(begin)

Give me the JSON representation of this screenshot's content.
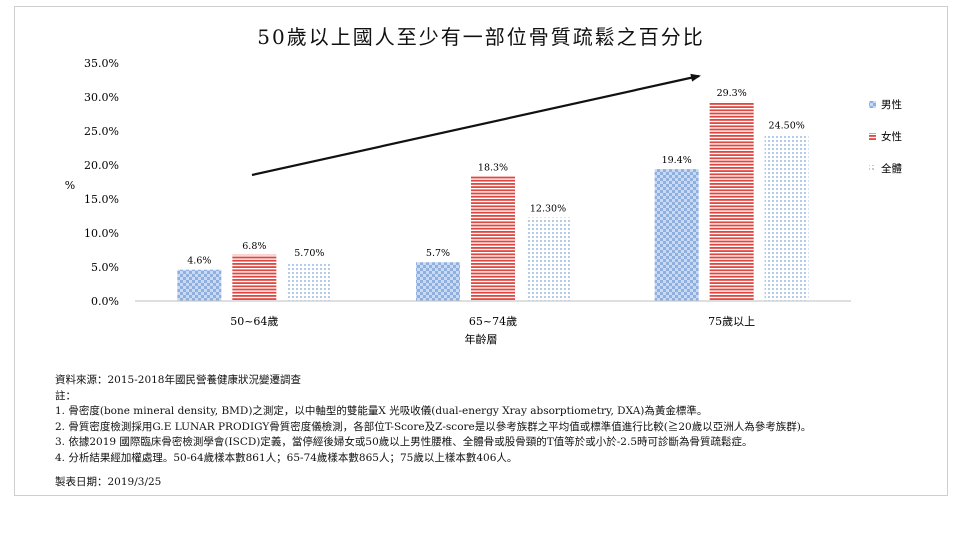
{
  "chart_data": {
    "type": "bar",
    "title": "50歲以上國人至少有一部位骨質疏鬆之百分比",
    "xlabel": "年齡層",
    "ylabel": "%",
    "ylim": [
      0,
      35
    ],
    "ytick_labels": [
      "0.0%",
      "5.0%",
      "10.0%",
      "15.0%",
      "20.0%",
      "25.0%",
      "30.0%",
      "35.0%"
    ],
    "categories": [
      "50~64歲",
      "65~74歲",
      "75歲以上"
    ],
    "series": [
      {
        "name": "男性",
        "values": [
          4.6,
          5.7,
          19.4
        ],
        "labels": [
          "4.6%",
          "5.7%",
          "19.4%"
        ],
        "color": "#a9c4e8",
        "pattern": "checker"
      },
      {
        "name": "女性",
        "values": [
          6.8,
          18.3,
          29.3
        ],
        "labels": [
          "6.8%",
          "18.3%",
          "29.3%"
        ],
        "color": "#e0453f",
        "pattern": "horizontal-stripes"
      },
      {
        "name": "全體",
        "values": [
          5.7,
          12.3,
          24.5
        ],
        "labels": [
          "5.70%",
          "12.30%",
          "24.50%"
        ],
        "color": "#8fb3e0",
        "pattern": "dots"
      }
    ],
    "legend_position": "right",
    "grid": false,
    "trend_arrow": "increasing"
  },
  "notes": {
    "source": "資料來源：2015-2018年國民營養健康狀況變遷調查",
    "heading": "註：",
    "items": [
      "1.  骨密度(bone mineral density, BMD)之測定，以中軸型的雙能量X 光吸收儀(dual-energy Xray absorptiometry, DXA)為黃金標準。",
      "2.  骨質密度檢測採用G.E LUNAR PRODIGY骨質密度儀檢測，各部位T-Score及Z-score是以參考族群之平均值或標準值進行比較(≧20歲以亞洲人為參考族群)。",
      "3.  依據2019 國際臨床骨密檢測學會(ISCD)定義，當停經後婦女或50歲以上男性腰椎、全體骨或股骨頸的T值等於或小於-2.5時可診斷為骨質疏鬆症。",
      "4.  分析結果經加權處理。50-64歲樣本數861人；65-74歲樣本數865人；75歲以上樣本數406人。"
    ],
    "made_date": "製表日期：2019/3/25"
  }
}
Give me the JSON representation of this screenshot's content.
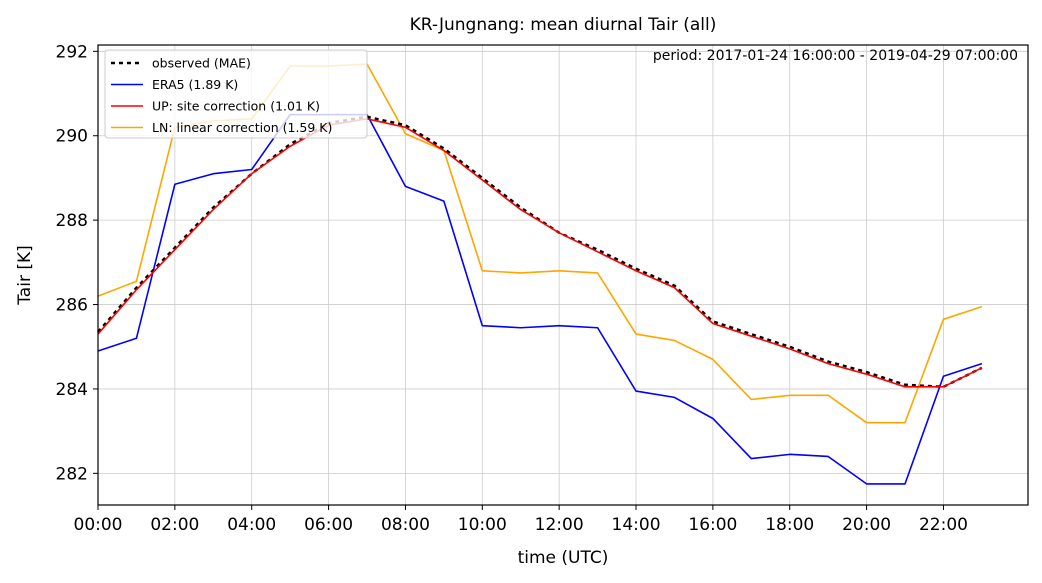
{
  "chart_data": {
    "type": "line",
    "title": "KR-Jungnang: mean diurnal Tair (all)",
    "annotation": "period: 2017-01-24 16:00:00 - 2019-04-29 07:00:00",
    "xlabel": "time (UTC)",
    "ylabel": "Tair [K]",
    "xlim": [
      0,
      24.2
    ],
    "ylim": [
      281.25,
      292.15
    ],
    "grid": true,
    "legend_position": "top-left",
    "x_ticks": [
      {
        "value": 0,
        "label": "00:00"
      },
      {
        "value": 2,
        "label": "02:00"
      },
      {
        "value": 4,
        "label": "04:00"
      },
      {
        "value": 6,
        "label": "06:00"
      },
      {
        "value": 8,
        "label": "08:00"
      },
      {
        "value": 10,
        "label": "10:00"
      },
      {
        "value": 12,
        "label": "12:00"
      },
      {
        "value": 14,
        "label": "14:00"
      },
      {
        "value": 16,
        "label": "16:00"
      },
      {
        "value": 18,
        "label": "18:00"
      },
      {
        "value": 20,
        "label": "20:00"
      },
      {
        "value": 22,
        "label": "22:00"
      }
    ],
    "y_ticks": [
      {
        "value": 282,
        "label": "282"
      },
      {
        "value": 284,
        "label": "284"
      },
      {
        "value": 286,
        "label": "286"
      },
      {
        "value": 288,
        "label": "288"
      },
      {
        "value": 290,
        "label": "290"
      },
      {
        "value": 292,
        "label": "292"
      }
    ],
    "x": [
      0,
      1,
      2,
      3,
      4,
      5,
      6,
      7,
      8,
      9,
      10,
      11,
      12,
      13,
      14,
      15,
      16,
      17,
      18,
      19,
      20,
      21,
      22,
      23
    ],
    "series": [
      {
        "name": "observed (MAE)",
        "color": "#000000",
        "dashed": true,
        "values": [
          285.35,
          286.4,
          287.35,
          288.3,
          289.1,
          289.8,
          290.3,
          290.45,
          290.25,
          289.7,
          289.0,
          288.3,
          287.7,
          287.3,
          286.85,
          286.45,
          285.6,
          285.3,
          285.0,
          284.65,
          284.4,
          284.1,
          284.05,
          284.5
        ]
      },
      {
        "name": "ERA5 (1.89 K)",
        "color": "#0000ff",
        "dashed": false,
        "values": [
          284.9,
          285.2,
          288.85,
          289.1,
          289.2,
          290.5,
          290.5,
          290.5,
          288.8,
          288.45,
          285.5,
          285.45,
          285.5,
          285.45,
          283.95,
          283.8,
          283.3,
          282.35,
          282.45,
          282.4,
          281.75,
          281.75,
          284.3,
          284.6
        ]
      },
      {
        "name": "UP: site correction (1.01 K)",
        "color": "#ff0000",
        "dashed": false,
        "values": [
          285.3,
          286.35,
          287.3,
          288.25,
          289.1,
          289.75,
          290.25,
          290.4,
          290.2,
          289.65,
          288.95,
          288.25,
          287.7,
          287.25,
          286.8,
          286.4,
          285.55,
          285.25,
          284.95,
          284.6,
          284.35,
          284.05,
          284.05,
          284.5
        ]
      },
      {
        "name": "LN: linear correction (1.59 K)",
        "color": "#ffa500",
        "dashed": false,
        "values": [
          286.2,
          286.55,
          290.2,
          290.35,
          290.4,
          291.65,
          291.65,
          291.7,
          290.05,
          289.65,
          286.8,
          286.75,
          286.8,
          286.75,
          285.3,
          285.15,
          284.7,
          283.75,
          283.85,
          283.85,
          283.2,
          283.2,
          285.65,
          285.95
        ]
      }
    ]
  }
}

(end)

## Problem
All of the entries above should be duplicated exactly, except for the pictures.

## Solution for this exercise
Give me the JSON representation of this screenshot's content.
{
  "chart_data": {
    "type": "bar",
    "title": "50歲以上國人至少有一部位骨質疏鬆之百分比",
    "xlabel": "年齡層",
    "ylabel": "%",
    "ylim": [
      0,
      35
    ],
    "ytick_labels": [
      "0.0%",
      "5.0%",
      "10.0%",
      "15.0%",
      "20.0%",
      "25.0%",
      "30.0%",
      "35.0%"
    ],
    "categories": [
      "50~64歲",
      "65~74歲",
      "75歲以上"
    ],
    "series": [
      {
        "name": "男性",
        "values": [
          4.6,
          5.7,
          19.4
        ],
        "labels": [
          "4.6%",
          "5.7%",
          "19.4%"
        ],
        "color": "#a9c4e8",
        "pattern": "checker"
      },
      {
        "name": "女性",
        "values": [
          6.8,
          18.3,
          29.3
        ],
        "labels": [
          "6.8%",
          "18.3%",
          "29.3%"
        ],
        "color": "#e0453f",
        "pattern": "horizontal-stripes"
      },
      {
        "name": "全體",
        "values": [
          5.7,
          12.3,
          24.5
        ],
        "labels": [
          "5.70%",
          "12.30%",
          "24.50%"
        ],
        "color": "#8fb3e0",
        "pattern": "dots"
      }
    ],
    "legend_position": "right",
    "grid": false,
    "trend_arrow": "increasing"
  },
  "notes": {
    "source": "資料來源：2015-2018年國民營養健康狀況變遷調查",
    "heading": "註：",
    "items": [
      "1.  骨密度(bone mineral density, BMD)之測定，以中軸型的雙能量X 光吸收儀(dual-energy Xray absorptiometry, DXA)為黃金標準。",
      "2.  骨質密度檢測採用G.E LUNAR PRODIGY骨質密度儀檢測，各部位T-Score及Z-score是以參考族群之平均值或標準值進行比較(≧20歲以亞洲人為參考族群)。",
      "3.  依據2019 國際臨床骨密檢測學會(ISCD)定義，當停經後婦女或50歲以上男性腰椎、全體骨或股骨頸的T值等於或小於-2.5時可診斷為骨質疏鬆症。",
      "4.  分析結果經加權處理。50-64歲樣本數861人；65-74歲樣本數865人；75歲以上樣本數406人。"
    ],
    "made_date": "製表日期：2019/3/25"
  }
}
Give me the JSON representation of this screenshot's content.
{
  "chart_data": {
    "type": "line",
    "title": "KR-Jungnang: mean diurnal Tair (all)",
    "annotation": "period: 2017-01-24 16:00:00 - 2019-04-29 07:00:00",
    "xlabel": "time (UTC)",
    "ylabel": "Tair [K]",
    "xlim": [
      0,
      24.2
    ],
    "ylim": [
      281.25,
      292.15
    ],
    "grid": true,
    "legend_position": "top-left",
    "x_ticks": [
      {
        "value": 0,
        "label": "00:00"
      },
      {
        "value": 2,
        "label": "02:00"
      },
      {
        "value": 4,
        "label": "04:00"
      },
      {
        "value": 6,
        "label": "06:00"
      },
      {
        "value": 8,
        "label": "08:00"
      },
      {
        "value": 10,
        "label": "10:00"
      },
      {
        "value": 12,
        "label": "12:00"
      },
      {
        "value": 14,
        "label": "14:00"
      },
      {
        "value": 16,
        "label": "16:00"
      },
      {
        "value": 18,
        "label": "18:00"
      },
      {
        "value": 20,
        "label": "20:00"
      },
      {
        "value": 22,
        "label": "22:00"
      }
    ],
    "y_ticks": [
      {
        "value": 282,
        "label": "282"
      },
      {
        "value": 284,
        "label": "284"
      },
      {
        "value": 286,
        "label": "286"
      },
      {
        "value": 288,
        "label": "288"
      },
      {
        "value": 290,
        "label": "290"
      },
      {
        "value": 292,
        "label": "292"
      }
    ],
    "x": [
      0,
      1,
      2,
      3,
      4,
      5,
      6,
      7,
      8,
      9,
      10,
      11,
      12,
      13,
      14,
      15,
      16,
      17,
      18,
      19,
      20,
      21,
      22,
      23
    ],
    "series": [
      {
        "name": "observed (MAE)",
        "color": "#000000",
        "dashed": true,
        "values": [
          285.35,
          286.4,
          287.35,
          288.3,
          289.1,
          289.8,
          290.3,
          290.45,
          290.25,
          289.7,
          289.0,
          288.3,
          287.7,
          287.3,
          286.85,
          286.45,
          285.6,
          285.3,
          285.0,
          284.65,
          284.4,
          284.1,
          284.05,
          284.5
        ]
      },
      {
        "name": "ERA5 (1.89 K)",
        "color": "#0000ff",
        "dashed": false,
        "values": [
          284.9,
          285.2,
          288.85,
          289.1,
          289.2,
          290.5,
          290.5,
          290.5,
          288.8,
          288.45,
          285.5,
          285.45,
          285.5,
          285.45,
          283.95,
          283.8,
          283.3,
          282.35,
          282.45,
          282.4,
          281.75,
          281.75,
          284.3,
          284.6
        ]
      },
      {
        "name": "UP: site correction (1.01 K)",
        "color": "#ff0000",
        "dashed": false,
        "values": [
          285.3,
          286.35,
          287.3,
          288.25,
          289.1,
          289.75,
          290.25,
          290.4,
          290.2,
          289.65,
          288.95,
          288.25,
          287.7,
          287.25,
          286.8,
          286.4,
          285.55,
          285.25,
          284.95,
          284.6,
          284.35,
          284.05,
          284.05,
          284.5
        ]
      },
      {
        "name": "LN: linear correction (1.59 K)",
        "color": "#ffa500",
        "dashed": false,
        "values": [
          286.2,
          286.55,
          290.2,
          290.35,
          290.4,
          291.65,
          291.65,
          291.7,
          290.05,
          289.65,
          286.8,
          286.75,
          286.8,
          286.75,
          285.3,
          285.15,
          284.7,
          283.75,
          283.85,
          283.85,
          283.2,
          283.2,
          285.65,
          285.95
        ]
      }
    ]
  }
}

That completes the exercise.